What you need to do
In the listing below, identify each line with the word "products" and return those lines.

-- Supplied material start --

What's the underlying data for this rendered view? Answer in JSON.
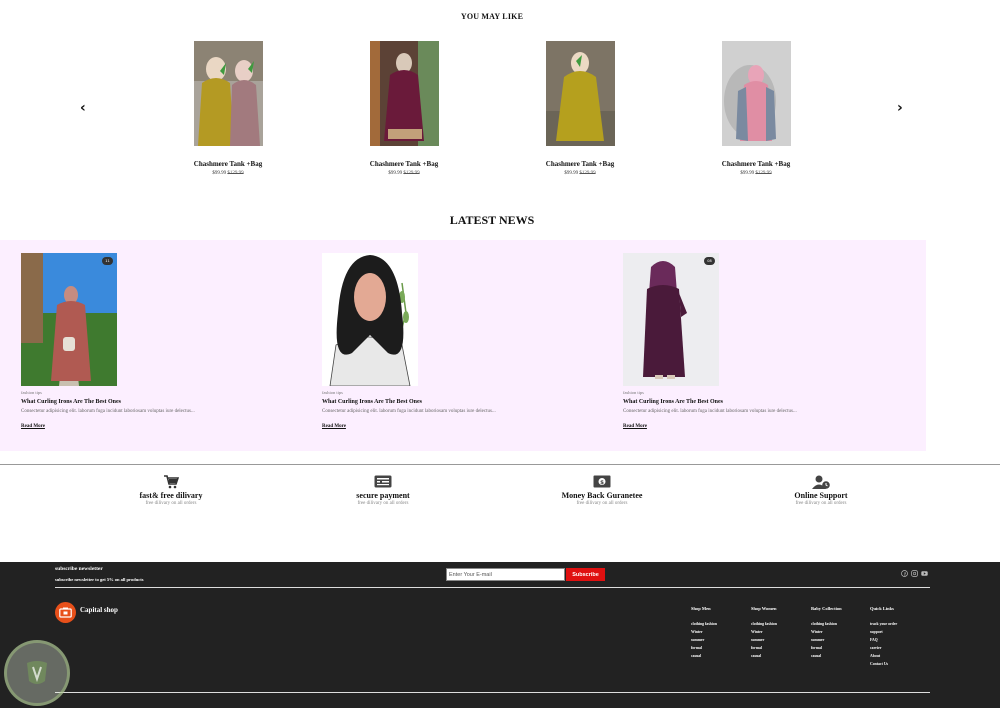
{
  "you_may_like": {
    "title": "YOU MAY LIKE",
    "products": [
      {
        "name": "Chashmere Tank +Bag",
        "price": "$99.99",
        "old_price": "$129.99"
      },
      {
        "name": "Chashmere Tank +Bag",
        "price": "$99.99",
        "old_price": "$129.99"
      },
      {
        "name": "Chashmere Tank +Bag",
        "price": "$99.99",
        "old_price": "$129.99"
      },
      {
        "name": "Chashmere Tank +Bag",
        "price": "$99.99",
        "old_price": "$129.99"
      }
    ]
  },
  "latest_news": {
    "title": "LATEST NEWS",
    "posts": [
      {
        "badge": "11",
        "category": "fashion tips",
        "headline": "What Curling Irons Are The Best Ones",
        "excerpt": "Consectetur adipisicing elit. laborum fuga incidunt laboriosam voluptas iure delectus...",
        "read_more": "Read More"
      },
      {
        "badge": "",
        "category": "fashion tips",
        "headline": "What Curling Irons Are The Best Ones",
        "excerpt": "Consectetur adipisicing elit. laborum fuga incidunt laboriosam voluptas iure delectus...",
        "read_more": "Read More"
      },
      {
        "badge": "08",
        "category": "fashion tips",
        "headline": "What Curling Irons Are The Best Ones",
        "excerpt": "Consectetur adipisicing elit. laborum fuga incidunt laboriosam voluptas iure delectus...",
        "read_more": "Read More"
      }
    ]
  },
  "features": [
    {
      "icon": "cart-icon",
      "title": "fast& free dilivary",
      "subtitle": "free dilivary on all orders"
    },
    {
      "icon": "credit-card-icon",
      "title": "secure payment",
      "subtitle": "free dilivary on all orders"
    },
    {
      "icon": "money-icon",
      "title": "Money Back Guranetee",
      "subtitle": "free dilivary on all orders"
    },
    {
      "icon": "support-icon",
      "title": "Online Support",
      "subtitle": "free dilivary on all orders"
    }
  ],
  "footer": {
    "newsletter_title": "subscribe newsletter",
    "newsletter_sub": "subscribe newsletter to get 5% on all products",
    "email_placeholder": "Enter Your E-mail",
    "subscribe_label": "Subscribe",
    "brand_name": "Capital shop",
    "columns": [
      {
        "heading": "Shop Men",
        "links": [
          "clothing fashion",
          "Winter",
          "summer",
          "formal",
          "casual"
        ]
      },
      {
        "heading": "Shop Women",
        "links": [
          "clothing fashion",
          "Winter",
          "summer",
          "formal",
          "casual"
        ]
      },
      {
        "heading": "Baby Collection",
        "links": [
          "clothing fashion",
          "Winter",
          "summer",
          "formal",
          "casual"
        ]
      },
      {
        "heading": "Quick Links",
        "links": [
          "track your order",
          "support",
          "FAQ",
          "carrier",
          "About",
          "Contact Us"
        ]
      }
    ],
    "socials": [
      "facebook-icon",
      "instagram-icon",
      "youtube-icon"
    ]
  },
  "colors": {
    "news_band": "#fcefff",
    "footer_bg": "#222222",
    "subscribe_button": "#e01010",
    "brand_logo": "#e8501a"
  }
}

-- Supplied material end --

Solution to this task
    "products": [
    "newsletter_sub": "subscribe newsletter to get 5% on all products",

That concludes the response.